• _Exercise details_
Retrieve all lines below that have the string "book".

• _Source records_
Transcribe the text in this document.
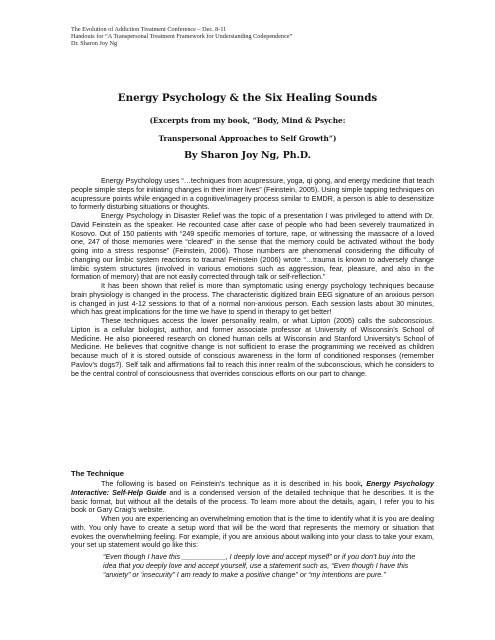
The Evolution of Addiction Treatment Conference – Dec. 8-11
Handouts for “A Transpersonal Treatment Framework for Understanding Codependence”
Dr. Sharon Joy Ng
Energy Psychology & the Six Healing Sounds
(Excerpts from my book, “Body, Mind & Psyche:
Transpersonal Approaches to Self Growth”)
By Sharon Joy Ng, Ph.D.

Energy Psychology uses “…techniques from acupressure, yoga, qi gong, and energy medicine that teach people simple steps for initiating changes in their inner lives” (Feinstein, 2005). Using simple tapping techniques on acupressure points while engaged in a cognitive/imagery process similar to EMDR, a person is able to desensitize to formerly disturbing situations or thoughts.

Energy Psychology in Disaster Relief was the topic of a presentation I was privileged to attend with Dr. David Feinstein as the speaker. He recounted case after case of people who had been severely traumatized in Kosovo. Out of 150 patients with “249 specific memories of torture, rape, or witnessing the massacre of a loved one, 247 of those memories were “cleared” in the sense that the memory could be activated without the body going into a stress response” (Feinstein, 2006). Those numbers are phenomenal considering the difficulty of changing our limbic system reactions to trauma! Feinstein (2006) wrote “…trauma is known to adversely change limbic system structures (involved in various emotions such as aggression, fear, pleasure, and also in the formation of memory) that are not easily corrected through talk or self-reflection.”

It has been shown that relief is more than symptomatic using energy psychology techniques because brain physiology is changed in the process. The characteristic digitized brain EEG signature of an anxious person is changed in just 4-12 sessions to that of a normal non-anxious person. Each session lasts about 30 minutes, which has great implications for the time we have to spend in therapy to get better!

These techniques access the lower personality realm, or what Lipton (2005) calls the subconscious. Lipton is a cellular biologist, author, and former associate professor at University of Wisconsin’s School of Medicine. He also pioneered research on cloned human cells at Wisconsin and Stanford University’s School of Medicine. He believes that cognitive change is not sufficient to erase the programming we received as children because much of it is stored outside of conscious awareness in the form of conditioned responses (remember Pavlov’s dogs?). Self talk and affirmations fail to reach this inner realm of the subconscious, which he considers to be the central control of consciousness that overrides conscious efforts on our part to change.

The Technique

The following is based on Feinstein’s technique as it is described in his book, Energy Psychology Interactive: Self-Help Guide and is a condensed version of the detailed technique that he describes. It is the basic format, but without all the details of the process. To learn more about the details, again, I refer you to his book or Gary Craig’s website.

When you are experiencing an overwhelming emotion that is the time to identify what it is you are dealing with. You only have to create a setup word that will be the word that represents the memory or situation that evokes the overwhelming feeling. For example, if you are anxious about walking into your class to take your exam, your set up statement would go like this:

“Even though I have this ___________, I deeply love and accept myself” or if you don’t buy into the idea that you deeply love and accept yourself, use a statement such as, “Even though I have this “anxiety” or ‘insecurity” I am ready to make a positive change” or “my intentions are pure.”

--

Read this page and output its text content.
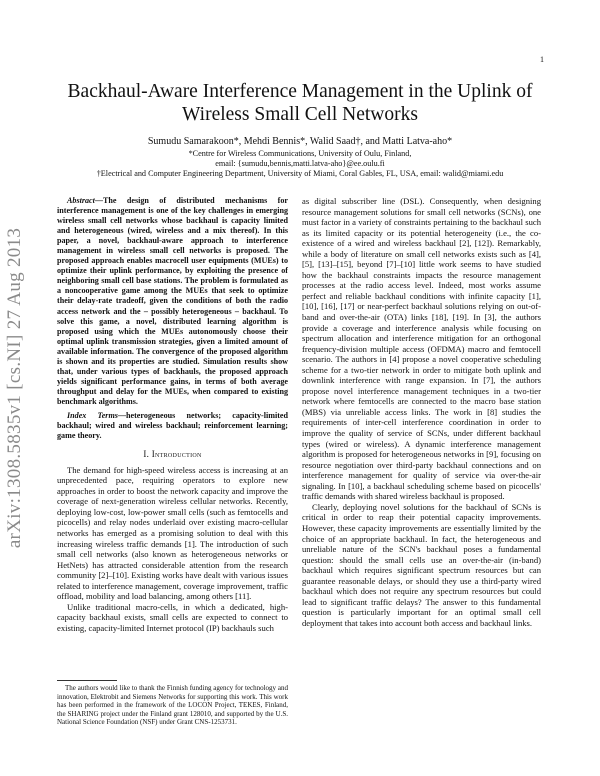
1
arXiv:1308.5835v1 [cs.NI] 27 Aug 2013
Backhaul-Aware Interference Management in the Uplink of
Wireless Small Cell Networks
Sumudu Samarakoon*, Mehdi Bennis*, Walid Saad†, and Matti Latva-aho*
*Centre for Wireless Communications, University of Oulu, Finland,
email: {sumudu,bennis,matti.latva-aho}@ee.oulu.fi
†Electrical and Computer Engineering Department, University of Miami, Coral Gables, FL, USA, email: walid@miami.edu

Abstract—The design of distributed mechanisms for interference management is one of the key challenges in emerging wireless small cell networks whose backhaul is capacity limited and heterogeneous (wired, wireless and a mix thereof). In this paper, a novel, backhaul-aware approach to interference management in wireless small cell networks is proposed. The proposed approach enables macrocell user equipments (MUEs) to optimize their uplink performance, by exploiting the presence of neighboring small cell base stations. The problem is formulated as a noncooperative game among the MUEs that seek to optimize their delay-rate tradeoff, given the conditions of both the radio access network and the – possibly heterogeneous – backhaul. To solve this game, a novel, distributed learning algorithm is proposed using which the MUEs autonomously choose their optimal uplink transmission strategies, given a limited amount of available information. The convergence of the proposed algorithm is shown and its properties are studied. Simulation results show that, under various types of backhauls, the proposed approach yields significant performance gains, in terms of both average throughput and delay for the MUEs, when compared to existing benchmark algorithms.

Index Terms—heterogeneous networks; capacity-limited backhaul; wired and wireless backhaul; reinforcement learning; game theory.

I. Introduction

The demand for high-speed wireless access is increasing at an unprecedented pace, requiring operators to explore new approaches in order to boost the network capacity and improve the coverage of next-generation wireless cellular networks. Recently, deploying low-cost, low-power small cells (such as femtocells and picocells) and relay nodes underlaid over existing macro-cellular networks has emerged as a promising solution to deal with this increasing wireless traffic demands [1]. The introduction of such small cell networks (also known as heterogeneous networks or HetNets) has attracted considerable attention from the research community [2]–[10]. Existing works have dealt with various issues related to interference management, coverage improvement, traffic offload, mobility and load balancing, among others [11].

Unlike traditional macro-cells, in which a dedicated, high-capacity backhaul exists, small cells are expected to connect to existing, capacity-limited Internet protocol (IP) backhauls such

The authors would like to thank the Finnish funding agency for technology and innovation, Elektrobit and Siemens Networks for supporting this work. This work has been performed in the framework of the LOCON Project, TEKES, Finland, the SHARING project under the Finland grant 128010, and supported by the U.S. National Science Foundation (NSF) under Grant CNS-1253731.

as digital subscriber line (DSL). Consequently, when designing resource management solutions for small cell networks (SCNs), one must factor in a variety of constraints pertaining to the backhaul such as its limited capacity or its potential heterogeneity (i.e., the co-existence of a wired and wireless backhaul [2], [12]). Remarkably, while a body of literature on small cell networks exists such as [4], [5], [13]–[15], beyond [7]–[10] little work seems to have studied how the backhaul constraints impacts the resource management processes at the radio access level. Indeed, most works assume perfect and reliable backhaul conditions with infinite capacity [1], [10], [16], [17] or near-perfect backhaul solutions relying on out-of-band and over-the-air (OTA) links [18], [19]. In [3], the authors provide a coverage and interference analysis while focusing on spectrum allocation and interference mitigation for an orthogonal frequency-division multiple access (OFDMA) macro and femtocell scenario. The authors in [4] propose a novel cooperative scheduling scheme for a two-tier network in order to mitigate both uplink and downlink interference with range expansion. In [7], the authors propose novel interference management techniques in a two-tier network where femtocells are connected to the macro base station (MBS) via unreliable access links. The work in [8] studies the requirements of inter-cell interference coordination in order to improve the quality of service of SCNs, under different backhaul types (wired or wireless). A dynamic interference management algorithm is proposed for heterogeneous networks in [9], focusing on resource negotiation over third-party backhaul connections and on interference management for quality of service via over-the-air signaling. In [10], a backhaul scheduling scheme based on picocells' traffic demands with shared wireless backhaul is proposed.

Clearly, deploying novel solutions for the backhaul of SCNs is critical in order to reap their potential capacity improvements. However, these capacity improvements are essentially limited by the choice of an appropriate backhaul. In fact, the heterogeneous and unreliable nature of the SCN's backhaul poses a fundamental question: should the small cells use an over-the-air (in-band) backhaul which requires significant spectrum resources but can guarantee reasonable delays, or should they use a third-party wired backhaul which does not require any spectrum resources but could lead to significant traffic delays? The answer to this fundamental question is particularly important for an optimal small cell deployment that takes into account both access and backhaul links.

...

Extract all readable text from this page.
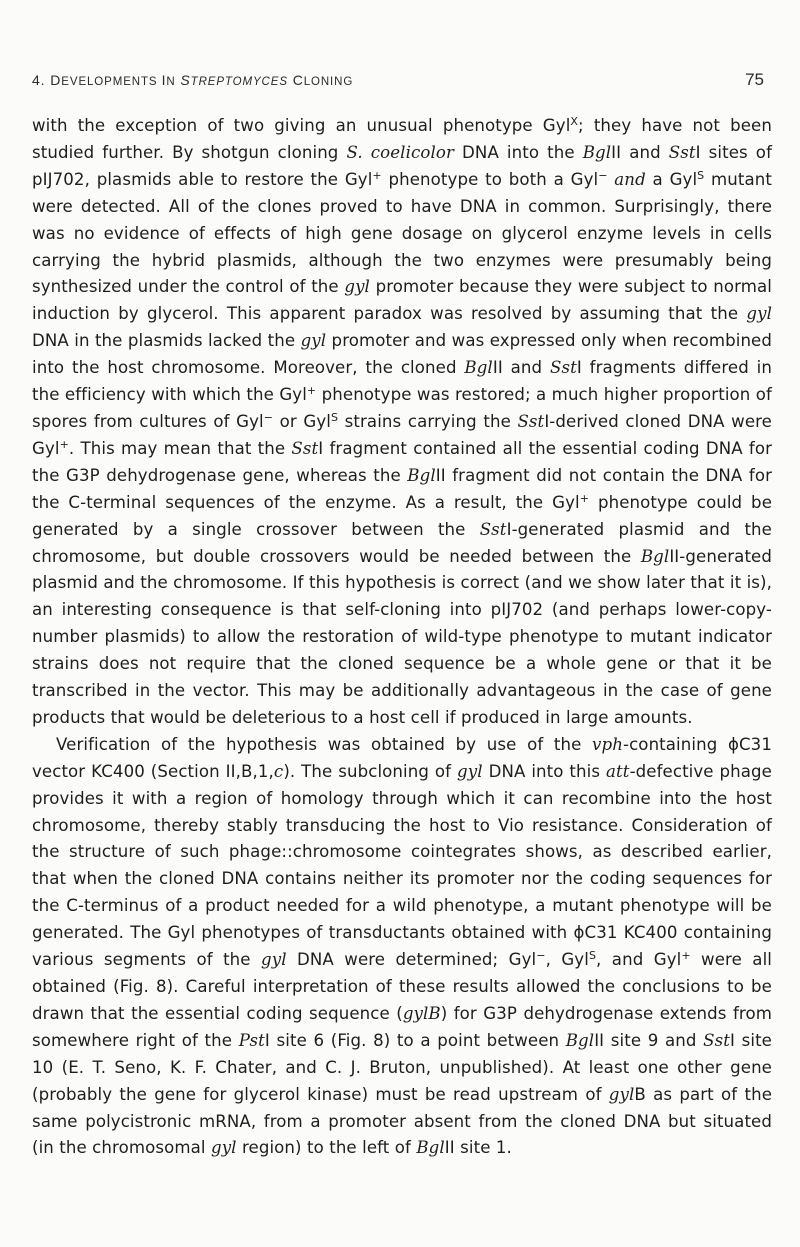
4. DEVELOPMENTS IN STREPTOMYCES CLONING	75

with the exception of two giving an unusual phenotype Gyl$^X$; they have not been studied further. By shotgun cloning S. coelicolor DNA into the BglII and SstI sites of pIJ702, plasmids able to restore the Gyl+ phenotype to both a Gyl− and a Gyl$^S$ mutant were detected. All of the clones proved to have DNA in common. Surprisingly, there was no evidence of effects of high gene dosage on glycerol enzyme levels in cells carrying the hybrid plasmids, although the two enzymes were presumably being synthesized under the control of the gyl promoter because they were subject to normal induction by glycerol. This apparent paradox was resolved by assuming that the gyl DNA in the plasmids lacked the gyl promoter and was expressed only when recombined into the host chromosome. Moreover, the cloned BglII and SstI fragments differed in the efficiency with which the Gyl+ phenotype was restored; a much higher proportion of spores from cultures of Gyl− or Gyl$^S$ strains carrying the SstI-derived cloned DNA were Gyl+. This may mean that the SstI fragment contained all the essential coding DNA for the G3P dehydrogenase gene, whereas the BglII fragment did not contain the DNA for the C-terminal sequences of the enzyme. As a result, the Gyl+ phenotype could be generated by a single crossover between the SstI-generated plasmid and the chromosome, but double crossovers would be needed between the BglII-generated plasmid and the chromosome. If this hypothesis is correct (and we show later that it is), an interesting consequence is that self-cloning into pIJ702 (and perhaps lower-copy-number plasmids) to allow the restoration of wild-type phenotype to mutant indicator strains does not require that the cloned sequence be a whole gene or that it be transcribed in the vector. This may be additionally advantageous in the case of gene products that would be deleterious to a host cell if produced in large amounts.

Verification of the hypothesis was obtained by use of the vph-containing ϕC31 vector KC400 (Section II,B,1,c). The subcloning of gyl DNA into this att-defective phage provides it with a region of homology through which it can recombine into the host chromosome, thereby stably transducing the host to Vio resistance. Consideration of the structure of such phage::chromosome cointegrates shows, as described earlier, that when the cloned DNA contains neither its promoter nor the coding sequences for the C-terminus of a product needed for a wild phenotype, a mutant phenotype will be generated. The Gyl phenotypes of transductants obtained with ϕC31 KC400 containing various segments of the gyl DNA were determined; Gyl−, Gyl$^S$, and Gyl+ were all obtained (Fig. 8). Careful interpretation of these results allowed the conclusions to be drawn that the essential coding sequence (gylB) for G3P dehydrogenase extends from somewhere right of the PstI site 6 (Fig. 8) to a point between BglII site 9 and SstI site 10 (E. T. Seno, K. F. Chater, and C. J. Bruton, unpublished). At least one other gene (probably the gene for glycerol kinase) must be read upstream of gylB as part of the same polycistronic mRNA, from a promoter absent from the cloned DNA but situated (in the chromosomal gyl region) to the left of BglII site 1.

• _Result of this exercise_
(Excerpts from my book, “Body, Mind & Psyche:
The following is based on Feinstein’s technique as it is described in his book, Energy Psychology Interactive: Self-Help Guide and is a condensed version of the detailed technique that he describes. It is the basic format, but without all the details of the process. To learn more about the details, again, I refer you to his book or Gary Craig’s website.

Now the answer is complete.